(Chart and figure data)
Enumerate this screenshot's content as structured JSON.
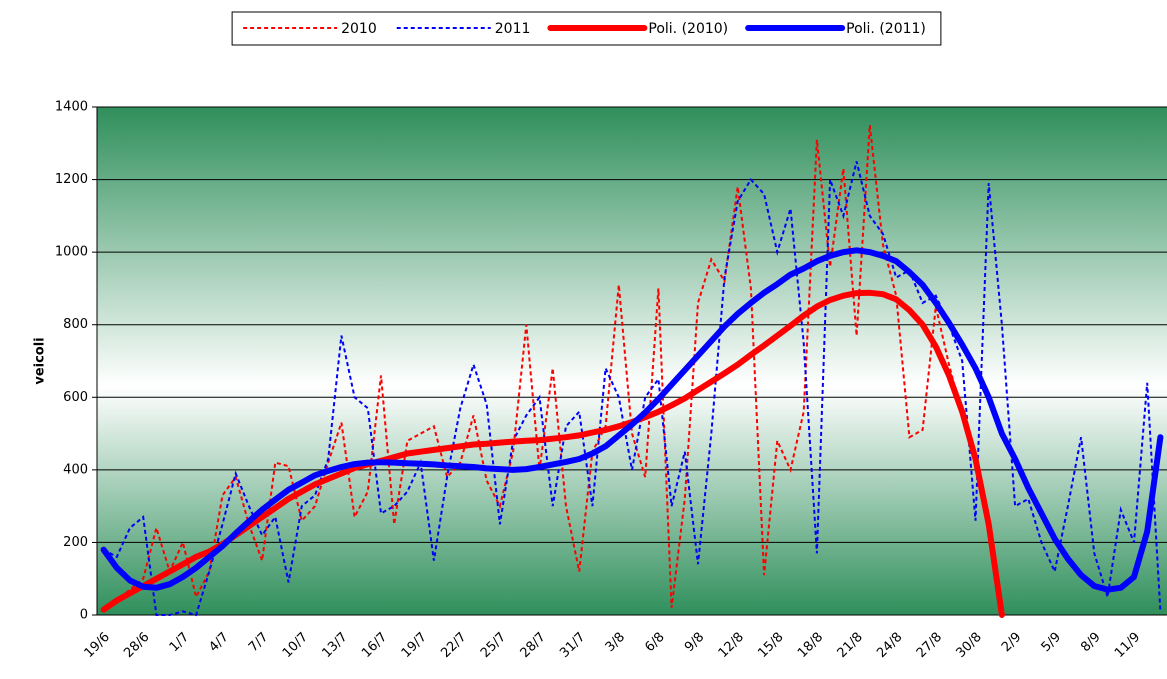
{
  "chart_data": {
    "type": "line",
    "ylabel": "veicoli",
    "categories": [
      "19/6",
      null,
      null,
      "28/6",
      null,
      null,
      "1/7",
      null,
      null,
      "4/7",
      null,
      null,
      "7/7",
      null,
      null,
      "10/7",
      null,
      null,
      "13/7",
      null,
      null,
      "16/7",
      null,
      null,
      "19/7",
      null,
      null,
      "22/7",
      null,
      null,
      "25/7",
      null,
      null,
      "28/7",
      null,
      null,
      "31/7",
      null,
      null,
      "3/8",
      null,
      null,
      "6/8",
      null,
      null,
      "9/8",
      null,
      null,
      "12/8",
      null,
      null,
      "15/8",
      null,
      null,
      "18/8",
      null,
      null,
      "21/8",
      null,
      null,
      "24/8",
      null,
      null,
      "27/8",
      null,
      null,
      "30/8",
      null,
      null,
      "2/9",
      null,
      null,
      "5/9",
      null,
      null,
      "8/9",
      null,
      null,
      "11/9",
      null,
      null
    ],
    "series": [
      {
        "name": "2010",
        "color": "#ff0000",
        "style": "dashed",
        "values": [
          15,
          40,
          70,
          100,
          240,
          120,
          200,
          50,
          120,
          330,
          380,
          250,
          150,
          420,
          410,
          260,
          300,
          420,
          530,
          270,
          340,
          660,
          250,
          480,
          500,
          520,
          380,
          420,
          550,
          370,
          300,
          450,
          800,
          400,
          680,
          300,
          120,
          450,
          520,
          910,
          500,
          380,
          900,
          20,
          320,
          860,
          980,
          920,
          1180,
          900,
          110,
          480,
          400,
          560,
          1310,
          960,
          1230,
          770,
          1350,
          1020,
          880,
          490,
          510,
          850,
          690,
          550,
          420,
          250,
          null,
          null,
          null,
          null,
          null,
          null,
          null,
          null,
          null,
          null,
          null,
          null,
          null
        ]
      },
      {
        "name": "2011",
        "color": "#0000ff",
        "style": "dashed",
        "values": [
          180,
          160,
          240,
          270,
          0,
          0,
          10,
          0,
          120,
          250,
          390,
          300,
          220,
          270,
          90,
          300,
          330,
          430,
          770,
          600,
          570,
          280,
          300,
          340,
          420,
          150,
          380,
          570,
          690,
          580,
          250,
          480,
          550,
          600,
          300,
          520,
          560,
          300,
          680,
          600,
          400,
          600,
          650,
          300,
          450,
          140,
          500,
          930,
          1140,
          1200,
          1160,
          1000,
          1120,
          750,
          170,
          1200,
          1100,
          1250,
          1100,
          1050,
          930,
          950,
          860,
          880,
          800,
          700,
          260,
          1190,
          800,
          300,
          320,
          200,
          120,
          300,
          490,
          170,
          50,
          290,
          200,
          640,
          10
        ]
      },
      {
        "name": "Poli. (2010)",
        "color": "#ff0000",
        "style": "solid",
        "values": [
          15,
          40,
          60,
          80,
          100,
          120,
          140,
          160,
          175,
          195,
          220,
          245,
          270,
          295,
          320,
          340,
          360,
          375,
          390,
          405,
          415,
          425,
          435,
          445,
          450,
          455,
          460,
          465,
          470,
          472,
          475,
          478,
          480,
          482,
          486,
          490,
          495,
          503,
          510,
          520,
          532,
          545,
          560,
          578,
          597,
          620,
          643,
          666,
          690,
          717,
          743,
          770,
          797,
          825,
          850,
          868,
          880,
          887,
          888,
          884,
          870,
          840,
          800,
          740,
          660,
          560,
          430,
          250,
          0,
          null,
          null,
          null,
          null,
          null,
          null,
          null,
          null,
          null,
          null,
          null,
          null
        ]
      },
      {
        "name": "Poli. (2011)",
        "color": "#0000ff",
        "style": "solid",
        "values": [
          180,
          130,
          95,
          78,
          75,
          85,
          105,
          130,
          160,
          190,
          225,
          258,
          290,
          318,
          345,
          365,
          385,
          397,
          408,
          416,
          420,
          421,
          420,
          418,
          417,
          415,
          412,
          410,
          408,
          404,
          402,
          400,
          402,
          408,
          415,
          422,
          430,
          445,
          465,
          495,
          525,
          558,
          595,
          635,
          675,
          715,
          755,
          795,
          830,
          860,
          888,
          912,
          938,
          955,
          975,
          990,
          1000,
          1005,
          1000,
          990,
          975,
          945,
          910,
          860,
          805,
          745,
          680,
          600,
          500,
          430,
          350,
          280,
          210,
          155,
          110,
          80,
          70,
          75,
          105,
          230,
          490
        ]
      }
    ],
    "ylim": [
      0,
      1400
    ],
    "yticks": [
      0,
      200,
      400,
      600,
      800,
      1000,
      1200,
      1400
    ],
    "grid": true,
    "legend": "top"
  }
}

- YOUR OBJECTIVE: Output all of the data exactly as it stands, minus any images.

- RESULT OF THIS TASK:
Enumerate this screenshot's content as structured JSON.
{
  "chart_data": {
    "type": "line",
    "ylabel": "veicoli",
    "categories": [
      "19/6",
      null,
      null,
      "28/6",
      null,
      null,
      "1/7",
      null,
      null,
      "4/7",
      null,
      null,
      "7/7",
      null,
      null,
      "10/7",
      null,
      null,
      "13/7",
      null,
      null,
      "16/7",
      null,
      null,
      "19/7",
      null,
      null,
      "22/7",
      null,
      null,
      "25/7",
      null,
      null,
      "28/7",
      null,
      null,
      "31/7",
      null,
      null,
      "3/8",
      null,
      null,
      "6/8",
      null,
      null,
      "9/8",
      null,
      null,
      "12/8",
      null,
      null,
      "15/8",
      null,
      null,
      "18/8",
      null,
      null,
      "21/8",
      null,
      null,
      "24/8",
      null,
      null,
      "27/8",
      null,
      null,
      "30/8",
      null,
      null,
      "2/9",
      null,
      null,
      "5/9",
      null,
      null,
      "8/9",
      null,
      null,
      "11/9",
      null,
      null
    ],
    "series": [
      {
        "name": "2010",
        "color": "#ff0000",
        "style": "dashed",
        "values": [
          15,
          40,
          70,
          100,
          240,
          120,
          200,
          50,
          120,
          330,
          380,
          250,
          150,
          420,
          410,
          260,
          300,
          420,
          530,
          270,
          340,
          660,
          250,
          480,
          500,
          520,
          380,
          420,
          550,
          370,
          300,
          450,
          800,
          400,
          680,
          300,
          120,
          450,
          520,
          910,
          500,
          380,
          900,
          20,
          320,
          860,
          980,
          920,
          1180,
          900,
          110,
          480,
          400,
          560,
          1310,
          960,
          1230,
          770,
          1350,
          1020,
          880,
          490,
          510,
          850,
          690,
          550,
          420,
          250,
          null,
          null,
          null,
          null,
          null,
          null,
          null,
          null,
          null,
          null,
          null,
          null,
          null
        ]
      },
      {
        "name": "2011",
        "color": "#0000ff",
        "style": "dashed",
        "values": [
          180,
          160,
          240,
          270,
          0,
          0,
          10,
          0,
          120,
          250,
          390,
          300,
          220,
          270,
          90,
          300,
          330,
          430,
          770,
          600,
          570,
          280,
          300,
          340,
          420,
          150,
          380,
          570,
          690,
          580,
          250,
          480,
          550,
          600,
          300,
          520,
          560,
          300,
          680,
          600,
          400,
          600,
          650,
          300,
          450,
          140,
          500,
          930,
          1140,
          1200,
          1160,
          1000,
          1120,
          750,
          170,
          1200,
          1100,
          1250,
          1100,
          1050,
          930,
          950,
          860,
          880,
          800,
          700,
          260,
          1190,
          800,
          300,
          320,
          200,
          120,
          300,
          490,
          170,
          50,
          290,
          200,
          640,
          10
        ]
      },
      {
        "name": "Poli. (2010)",
        "color": "#ff0000",
        "style": "solid",
        "values": [
          15,
          40,
          60,
          80,
          100,
          120,
          140,
          160,
          175,
          195,
          220,
          245,
          270,
          295,
          320,
          340,
          360,
          375,
          390,
          405,
          415,
          425,
          435,
          445,
          450,
          455,
          460,
          465,
          470,
          472,
          475,
          478,
          480,
          482,
          486,
          490,
          495,
          503,
          510,
          520,
          532,
          545,
          560,
          578,
          597,
          620,
          643,
          666,
          690,
          717,
          743,
          770,
          797,
          825,
          850,
          868,
          880,
          887,
          888,
          884,
          870,
          840,
          800,
          740,
          660,
          560,
          430,
          250,
          0,
          null,
          null,
          null,
          null,
          null,
          null,
          null,
          null,
          null,
          null,
          null,
          null
        ]
      },
      {
        "name": "Poli. (2011)",
        "color": "#0000ff",
        "style": "solid",
        "values": [
          180,
          130,
          95,
          78,
          75,
          85,
          105,
          130,
          160,
          190,
          225,
          258,
          290,
          318,
          345,
          365,
          385,
          397,
          408,
          416,
          420,
          421,
          420,
          418,
          417,
          415,
          412,
          410,
          408,
          404,
          402,
          400,
          402,
          408,
          415,
          422,
          430,
          445,
          465,
          495,
          525,
          558,
          595,
          635,
          675,
          715,
          755,
          795,
          830,
          860,
          888,
          912,
          938,
          955,
          975,
          990,
          1000,
          1005,
          1000,
          990,
          975,
          945,
          910,
          860,
          805,
          745,
          680,
          600,
          500,
          430,
          350,
          280,
          210,
          155,
          110,
          80,
          70,
          75,
          105,
          230,
          490
        ]
      }
    ],
    "ylim": [
      0,
      1400
    ],
    "yticks": [
      0,
      200,
      400,
      600,
      800,
      1000,
      1200,
      1400
    ],
    "grid": true,
    "legend": "top"
  }
}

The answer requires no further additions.